-- begin Given data --

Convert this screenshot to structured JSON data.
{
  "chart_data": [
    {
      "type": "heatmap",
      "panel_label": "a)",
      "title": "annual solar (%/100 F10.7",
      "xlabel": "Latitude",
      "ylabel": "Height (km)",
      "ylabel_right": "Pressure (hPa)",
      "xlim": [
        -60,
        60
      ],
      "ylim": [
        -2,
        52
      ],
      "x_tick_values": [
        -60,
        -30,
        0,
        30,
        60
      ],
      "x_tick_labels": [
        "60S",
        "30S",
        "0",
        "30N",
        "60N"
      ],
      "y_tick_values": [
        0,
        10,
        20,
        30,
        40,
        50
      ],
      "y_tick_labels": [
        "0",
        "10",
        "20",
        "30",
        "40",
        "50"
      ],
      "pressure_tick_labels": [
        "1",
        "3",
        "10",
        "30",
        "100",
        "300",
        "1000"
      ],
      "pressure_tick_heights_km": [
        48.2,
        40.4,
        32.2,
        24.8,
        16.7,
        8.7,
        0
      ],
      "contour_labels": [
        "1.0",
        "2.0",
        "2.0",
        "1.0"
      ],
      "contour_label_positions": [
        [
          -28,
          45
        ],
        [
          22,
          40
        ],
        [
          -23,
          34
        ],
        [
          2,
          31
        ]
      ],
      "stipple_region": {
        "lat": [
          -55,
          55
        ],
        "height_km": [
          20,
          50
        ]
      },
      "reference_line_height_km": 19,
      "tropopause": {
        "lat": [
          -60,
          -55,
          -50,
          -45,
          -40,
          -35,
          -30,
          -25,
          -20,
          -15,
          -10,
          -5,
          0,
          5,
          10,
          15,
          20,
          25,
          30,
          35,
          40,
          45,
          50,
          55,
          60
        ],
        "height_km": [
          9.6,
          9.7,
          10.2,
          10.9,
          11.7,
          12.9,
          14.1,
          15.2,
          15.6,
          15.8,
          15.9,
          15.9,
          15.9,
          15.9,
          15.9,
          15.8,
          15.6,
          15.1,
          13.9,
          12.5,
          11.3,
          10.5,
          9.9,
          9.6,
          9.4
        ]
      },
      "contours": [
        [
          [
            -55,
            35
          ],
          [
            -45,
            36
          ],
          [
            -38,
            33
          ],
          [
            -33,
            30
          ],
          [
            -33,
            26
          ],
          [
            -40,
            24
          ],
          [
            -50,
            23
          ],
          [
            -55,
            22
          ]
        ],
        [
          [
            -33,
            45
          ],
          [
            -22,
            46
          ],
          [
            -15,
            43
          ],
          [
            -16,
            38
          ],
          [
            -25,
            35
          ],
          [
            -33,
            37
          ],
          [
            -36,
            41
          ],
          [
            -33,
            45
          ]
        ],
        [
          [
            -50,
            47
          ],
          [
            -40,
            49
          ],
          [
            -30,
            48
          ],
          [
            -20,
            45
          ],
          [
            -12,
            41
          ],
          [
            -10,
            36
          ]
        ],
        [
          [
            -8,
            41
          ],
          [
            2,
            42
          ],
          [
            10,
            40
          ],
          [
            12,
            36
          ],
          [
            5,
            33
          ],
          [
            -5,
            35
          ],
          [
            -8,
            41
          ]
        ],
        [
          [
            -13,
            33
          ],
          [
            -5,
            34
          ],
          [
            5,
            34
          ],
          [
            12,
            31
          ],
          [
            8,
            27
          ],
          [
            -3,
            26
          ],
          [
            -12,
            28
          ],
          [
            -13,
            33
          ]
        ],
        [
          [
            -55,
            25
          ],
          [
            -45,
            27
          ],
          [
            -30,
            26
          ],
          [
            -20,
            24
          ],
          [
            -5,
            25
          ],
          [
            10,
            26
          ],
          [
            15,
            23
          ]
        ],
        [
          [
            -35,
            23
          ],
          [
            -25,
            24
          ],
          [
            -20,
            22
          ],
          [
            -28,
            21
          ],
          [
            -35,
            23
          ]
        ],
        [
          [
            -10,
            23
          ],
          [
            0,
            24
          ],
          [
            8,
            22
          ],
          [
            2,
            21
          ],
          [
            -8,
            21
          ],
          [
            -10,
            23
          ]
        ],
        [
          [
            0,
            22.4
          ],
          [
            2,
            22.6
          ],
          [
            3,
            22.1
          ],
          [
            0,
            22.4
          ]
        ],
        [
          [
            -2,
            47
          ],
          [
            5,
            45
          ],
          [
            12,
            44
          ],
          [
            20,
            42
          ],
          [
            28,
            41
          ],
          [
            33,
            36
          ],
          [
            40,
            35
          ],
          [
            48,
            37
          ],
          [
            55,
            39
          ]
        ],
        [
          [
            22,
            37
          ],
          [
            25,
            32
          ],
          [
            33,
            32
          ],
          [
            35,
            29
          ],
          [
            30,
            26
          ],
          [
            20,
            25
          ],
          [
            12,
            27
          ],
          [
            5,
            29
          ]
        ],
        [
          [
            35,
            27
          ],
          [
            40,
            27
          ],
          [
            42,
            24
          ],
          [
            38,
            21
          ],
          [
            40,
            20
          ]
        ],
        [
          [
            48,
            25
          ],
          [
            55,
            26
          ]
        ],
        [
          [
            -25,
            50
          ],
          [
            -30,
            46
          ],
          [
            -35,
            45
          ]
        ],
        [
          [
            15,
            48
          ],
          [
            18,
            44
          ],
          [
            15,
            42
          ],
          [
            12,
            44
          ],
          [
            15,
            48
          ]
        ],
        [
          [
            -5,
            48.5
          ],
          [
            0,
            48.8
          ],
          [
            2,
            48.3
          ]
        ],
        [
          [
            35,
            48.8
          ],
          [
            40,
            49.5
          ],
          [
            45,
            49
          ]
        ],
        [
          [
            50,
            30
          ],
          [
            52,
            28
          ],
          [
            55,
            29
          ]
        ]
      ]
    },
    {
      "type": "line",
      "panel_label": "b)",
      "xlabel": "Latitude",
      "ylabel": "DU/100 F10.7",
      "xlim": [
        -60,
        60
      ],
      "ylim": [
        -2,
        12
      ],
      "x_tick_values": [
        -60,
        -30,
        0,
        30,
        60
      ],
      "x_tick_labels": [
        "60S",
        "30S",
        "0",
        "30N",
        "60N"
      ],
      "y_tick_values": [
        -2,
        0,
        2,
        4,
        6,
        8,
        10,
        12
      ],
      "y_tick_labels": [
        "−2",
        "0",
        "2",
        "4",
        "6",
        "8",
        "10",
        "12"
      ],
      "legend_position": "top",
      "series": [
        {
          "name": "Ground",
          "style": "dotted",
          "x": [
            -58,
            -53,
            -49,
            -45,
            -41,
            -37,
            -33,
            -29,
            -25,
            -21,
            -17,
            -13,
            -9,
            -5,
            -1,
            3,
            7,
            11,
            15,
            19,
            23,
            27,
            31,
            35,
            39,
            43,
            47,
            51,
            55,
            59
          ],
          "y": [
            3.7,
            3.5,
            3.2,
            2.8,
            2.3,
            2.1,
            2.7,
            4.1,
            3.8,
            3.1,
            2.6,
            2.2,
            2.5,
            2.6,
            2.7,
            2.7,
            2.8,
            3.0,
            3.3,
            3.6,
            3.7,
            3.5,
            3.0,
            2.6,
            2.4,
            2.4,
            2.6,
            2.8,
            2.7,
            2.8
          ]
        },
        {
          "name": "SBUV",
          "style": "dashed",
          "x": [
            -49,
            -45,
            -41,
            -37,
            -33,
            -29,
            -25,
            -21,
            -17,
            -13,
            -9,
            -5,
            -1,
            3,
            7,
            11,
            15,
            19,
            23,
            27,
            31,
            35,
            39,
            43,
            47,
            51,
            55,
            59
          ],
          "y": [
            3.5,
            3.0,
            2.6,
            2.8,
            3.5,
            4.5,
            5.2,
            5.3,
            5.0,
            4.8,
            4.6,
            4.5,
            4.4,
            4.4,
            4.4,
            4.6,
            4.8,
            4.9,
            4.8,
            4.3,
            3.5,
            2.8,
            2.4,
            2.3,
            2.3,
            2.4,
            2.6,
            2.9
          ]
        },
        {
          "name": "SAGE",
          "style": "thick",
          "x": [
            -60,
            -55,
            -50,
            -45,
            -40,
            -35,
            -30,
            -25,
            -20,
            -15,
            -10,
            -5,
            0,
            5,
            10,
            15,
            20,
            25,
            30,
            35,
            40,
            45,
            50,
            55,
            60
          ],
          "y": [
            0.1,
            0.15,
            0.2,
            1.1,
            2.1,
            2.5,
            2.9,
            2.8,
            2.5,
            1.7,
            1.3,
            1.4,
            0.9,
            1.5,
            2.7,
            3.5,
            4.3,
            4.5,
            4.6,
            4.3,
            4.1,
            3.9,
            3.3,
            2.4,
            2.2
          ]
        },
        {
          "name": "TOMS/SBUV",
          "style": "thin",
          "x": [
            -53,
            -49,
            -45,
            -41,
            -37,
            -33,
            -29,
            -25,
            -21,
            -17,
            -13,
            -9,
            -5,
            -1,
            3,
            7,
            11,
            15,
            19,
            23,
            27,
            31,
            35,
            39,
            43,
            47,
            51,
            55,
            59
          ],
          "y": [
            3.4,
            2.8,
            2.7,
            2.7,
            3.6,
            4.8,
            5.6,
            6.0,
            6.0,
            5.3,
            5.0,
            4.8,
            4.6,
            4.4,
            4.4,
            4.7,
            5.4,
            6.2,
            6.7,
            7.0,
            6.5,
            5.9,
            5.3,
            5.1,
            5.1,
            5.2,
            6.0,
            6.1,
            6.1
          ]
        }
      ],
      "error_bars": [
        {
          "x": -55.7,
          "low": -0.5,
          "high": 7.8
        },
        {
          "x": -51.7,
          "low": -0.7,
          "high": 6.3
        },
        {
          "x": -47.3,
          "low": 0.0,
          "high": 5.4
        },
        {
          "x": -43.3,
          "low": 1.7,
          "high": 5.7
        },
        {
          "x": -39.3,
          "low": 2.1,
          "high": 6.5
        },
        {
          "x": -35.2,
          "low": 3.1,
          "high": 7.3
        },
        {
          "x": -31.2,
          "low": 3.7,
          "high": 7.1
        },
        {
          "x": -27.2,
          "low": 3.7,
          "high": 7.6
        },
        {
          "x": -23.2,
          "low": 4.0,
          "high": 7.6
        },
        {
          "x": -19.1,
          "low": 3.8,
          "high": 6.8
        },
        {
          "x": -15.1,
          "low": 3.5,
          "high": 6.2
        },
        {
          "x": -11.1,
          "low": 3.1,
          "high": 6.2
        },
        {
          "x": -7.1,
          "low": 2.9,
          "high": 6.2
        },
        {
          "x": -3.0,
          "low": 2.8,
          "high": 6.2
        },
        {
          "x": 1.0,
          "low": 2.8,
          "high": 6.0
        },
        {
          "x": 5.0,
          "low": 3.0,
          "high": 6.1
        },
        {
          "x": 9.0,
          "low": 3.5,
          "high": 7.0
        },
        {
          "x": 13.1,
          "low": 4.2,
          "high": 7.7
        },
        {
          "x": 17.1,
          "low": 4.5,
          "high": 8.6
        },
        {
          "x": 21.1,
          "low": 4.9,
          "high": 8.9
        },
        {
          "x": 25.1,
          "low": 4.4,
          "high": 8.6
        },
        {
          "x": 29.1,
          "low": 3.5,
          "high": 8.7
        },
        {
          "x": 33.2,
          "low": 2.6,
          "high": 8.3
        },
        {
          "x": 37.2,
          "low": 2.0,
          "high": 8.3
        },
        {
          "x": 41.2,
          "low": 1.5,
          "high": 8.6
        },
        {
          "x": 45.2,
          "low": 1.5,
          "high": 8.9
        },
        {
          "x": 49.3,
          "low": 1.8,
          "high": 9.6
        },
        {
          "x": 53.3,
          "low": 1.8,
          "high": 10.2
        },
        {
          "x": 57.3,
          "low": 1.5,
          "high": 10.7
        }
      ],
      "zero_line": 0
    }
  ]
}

-- end Given data --

To be done: Pick out every line above that holds the word "style" and copy it.

Full answer:
          "style": "dotted",
          "style": "dashed",
          "style": "thick",
          "style": "thin",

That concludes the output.